-- Start of Material for the task --
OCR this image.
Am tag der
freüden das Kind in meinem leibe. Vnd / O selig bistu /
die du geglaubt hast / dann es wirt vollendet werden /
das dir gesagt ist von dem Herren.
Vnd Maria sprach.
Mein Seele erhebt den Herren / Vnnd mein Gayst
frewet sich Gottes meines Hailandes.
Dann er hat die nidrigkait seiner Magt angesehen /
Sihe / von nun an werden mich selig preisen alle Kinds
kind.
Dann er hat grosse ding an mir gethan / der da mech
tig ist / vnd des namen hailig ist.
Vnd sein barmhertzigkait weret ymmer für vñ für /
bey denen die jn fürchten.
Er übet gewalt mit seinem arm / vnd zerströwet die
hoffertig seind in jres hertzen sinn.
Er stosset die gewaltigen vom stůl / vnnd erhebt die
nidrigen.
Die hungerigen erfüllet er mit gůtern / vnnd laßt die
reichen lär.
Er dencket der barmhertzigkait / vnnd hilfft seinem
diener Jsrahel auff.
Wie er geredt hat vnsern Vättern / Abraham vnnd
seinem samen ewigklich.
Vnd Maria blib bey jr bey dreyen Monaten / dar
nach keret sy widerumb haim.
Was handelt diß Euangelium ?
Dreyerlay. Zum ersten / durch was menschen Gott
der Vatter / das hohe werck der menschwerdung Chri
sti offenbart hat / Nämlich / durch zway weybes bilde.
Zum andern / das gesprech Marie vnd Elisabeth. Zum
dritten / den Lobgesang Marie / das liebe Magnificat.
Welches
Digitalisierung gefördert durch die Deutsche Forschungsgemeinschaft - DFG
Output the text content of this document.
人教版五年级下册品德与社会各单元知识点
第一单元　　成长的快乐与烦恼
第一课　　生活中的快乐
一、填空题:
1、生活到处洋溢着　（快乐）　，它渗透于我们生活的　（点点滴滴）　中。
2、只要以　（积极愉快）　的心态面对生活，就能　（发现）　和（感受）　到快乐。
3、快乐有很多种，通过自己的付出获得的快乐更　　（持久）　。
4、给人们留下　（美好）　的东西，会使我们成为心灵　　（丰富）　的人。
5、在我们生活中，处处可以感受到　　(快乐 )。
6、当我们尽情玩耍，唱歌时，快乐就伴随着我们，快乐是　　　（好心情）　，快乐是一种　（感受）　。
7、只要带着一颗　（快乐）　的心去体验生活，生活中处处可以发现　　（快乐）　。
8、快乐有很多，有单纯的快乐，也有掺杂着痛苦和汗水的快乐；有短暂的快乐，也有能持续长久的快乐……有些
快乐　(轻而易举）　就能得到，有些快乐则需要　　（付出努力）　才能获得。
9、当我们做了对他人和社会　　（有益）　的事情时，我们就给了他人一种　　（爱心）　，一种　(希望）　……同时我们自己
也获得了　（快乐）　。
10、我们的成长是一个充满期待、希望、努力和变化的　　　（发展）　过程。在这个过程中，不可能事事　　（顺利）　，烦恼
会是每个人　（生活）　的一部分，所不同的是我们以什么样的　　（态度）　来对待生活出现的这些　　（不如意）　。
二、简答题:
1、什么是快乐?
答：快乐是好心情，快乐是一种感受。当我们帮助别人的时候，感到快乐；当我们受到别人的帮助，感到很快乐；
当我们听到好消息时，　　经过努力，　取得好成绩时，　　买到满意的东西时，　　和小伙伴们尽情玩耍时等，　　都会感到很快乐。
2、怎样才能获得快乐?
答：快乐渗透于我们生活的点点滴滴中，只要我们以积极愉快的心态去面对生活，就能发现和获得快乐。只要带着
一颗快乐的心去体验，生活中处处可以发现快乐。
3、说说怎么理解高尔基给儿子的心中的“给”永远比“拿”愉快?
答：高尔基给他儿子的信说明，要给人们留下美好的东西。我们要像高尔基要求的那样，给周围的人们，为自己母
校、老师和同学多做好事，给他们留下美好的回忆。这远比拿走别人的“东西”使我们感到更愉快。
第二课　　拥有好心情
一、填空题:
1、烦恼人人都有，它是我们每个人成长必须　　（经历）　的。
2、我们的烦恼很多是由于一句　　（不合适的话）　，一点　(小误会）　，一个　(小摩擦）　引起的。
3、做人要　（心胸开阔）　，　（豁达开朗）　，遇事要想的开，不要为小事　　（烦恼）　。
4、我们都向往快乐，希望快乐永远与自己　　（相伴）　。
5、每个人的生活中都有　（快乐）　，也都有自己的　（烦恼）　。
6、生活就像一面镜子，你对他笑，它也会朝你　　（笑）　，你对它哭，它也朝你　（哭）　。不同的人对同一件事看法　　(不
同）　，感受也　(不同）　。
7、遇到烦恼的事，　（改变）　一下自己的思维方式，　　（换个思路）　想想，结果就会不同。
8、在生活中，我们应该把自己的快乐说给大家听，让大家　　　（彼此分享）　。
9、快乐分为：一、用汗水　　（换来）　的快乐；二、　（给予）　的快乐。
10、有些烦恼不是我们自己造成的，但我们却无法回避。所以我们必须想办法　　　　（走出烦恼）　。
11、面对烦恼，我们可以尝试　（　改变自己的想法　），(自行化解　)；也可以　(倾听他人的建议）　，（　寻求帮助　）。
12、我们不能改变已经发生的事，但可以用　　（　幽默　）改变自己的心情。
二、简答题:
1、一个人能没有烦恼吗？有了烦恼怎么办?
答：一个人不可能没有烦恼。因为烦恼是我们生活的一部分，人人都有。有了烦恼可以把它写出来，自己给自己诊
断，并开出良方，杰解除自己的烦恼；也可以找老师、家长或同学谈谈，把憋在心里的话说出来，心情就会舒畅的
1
-- End of Material for the task --
*Aim of the task*. Whenever "erhebt" turns up in a line, pick that line out.

*Final result*.
Mein Seele erhebt den Herren / Vnnd mein Gayst
Er stosset die gewaltigen vom stůl / vnnd erhebt die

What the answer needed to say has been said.